Work instructions: Print the entries verbatim, leaving out the images they contain.

Dataset records:
* * * *

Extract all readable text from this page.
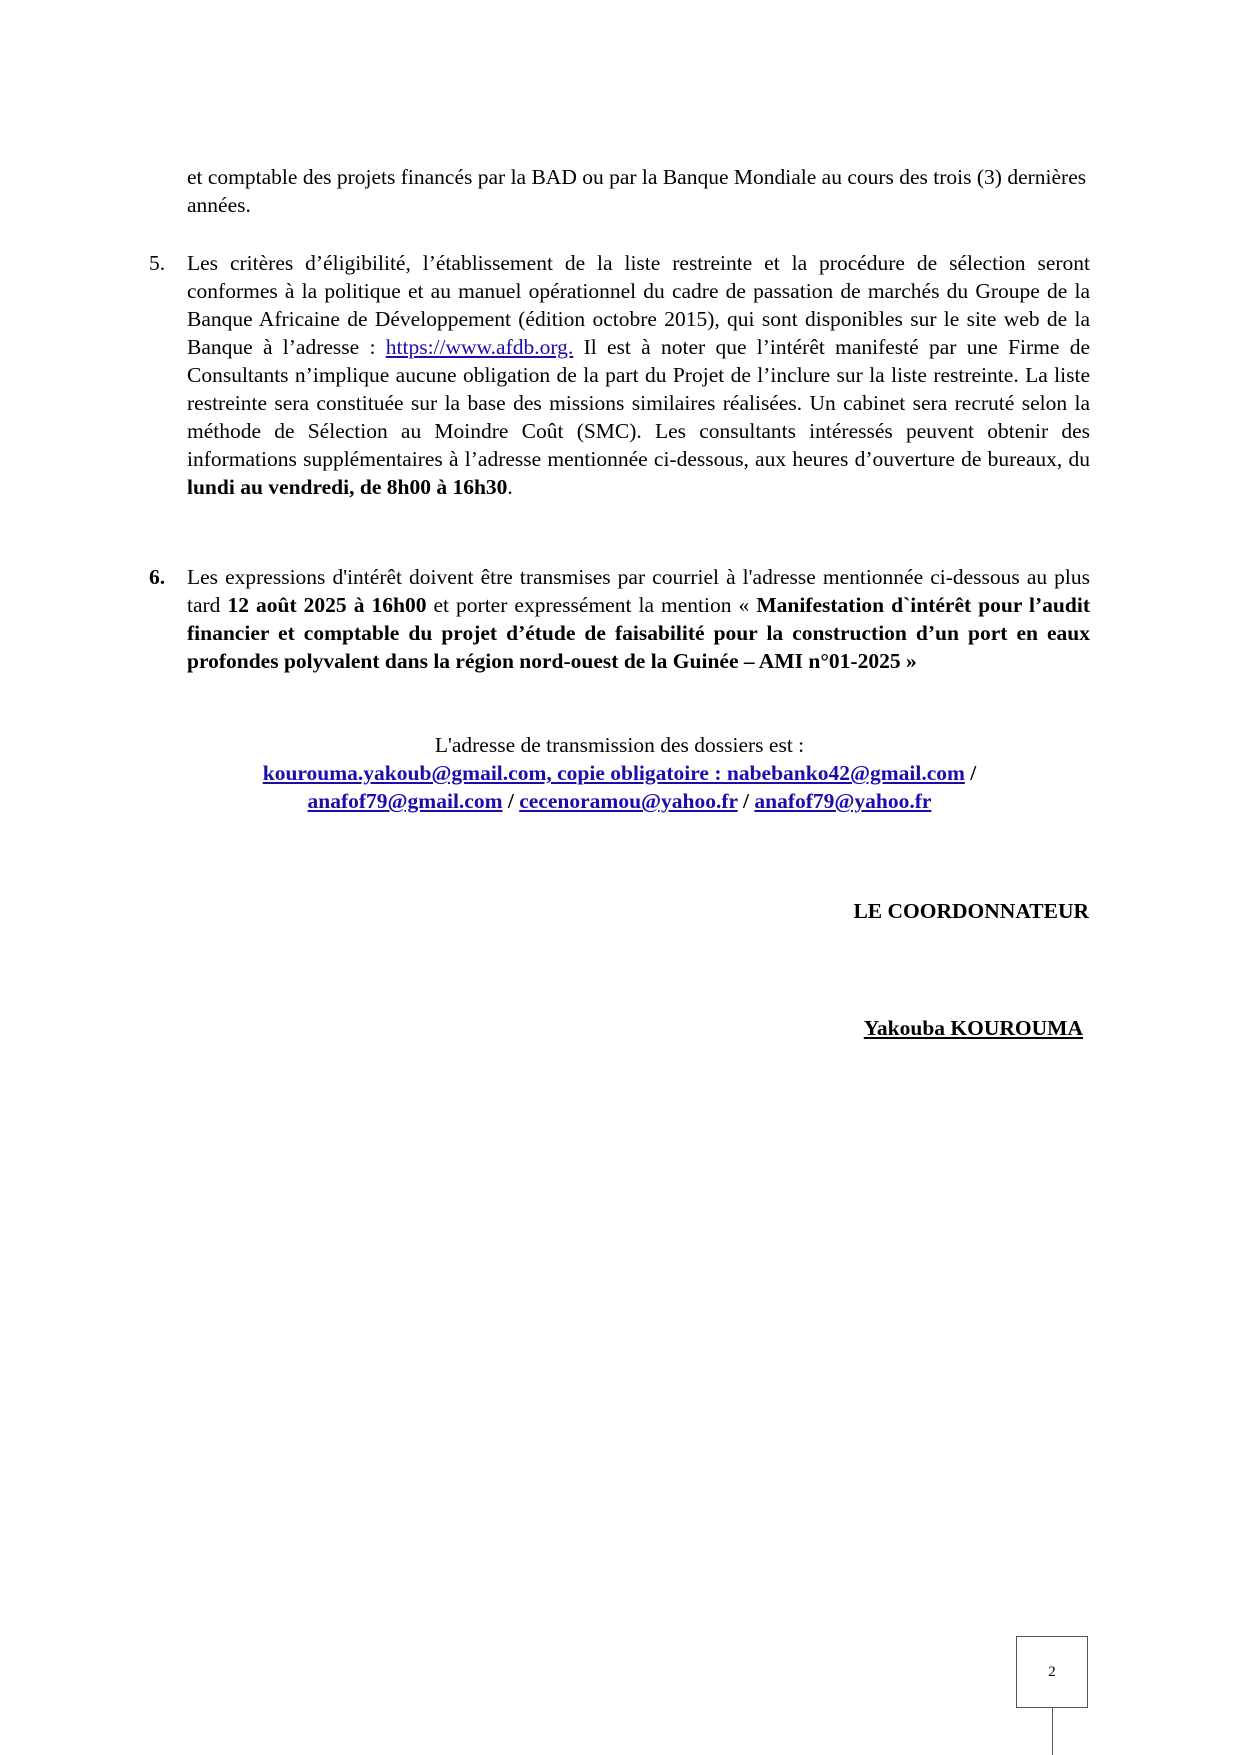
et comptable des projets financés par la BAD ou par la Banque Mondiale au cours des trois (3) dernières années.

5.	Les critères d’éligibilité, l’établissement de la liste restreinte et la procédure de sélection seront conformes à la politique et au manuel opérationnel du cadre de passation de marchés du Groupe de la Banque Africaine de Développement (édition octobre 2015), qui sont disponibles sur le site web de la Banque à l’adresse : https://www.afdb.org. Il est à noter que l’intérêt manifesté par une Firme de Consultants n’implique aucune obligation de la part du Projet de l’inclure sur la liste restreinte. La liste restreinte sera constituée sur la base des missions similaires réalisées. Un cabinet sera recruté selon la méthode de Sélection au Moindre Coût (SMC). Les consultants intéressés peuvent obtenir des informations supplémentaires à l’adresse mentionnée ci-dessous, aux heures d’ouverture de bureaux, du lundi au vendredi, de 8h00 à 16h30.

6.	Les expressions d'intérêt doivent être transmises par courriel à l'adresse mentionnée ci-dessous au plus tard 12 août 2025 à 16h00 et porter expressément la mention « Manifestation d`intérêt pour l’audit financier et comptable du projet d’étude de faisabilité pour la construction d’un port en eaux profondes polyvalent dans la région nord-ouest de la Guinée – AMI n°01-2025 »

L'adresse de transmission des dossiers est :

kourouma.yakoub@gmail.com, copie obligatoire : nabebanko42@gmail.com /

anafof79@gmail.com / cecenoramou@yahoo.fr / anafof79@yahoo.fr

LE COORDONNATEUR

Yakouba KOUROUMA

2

* * * *

Written response:
Extract all readable text from this page.
et comptable des projets financés par la BAD ou par la Banque Mondiale au cours des trois (3) dernières années.

5.	Les critères d’éligibilité, l’établissement de la liste restreinte et la procédure de sélection seront conformes à la politique et au manuel opérationnel du cadre de passation de marchés du Groupe de la Banque Africaine de Développement (édition octobre 2015), qui sont disponibles sur le site web de la Banque à l’adresse : https://www.afdb.org. Il est à noter que l’intérêt manifesté par une Firme de Consultants n’implique aucune obligation de la part du Projet de l’inclure sur la liste restreinte. La liste restreinte sera constituée sur la base des missions similaires réalisées. Un cabinet sera recruté selon la méthode de Sélection au Moindre Coût (SMC). Les consultants intéressés peuvent obtenir des informations supplémentaires à l’adresse mentionnée ci-dessous, aux heures d’ouverture de bureaux, du lundi au vendredi, de 8h00 à 16h30.

6.	Les expressions d'intérêt doivent être transmises par courriel à l'adresse mentionnée ci-dessous au plus tard 12 août 2025 à 16h00 et porter expressément la mention « Manifestation d`intérêt pour l’audit financier et comptable du projet d’étude de faisabilité pour la construction d’un port en eaux profondes polyvalent dans la région nord-ouest de la Guinée – AMI n°01-2025 »

L'adresse de transmission des dossiers est :

kourouma.yakoub@gmail.com, copie obligatoire : nabebanko42@gmail.com /

anafof79@gmail.com / cecenoramou@yahoo.fr / anafof79@yahoo.fr

LE COORDONNATEUR

Yakouba KOUROUMA

2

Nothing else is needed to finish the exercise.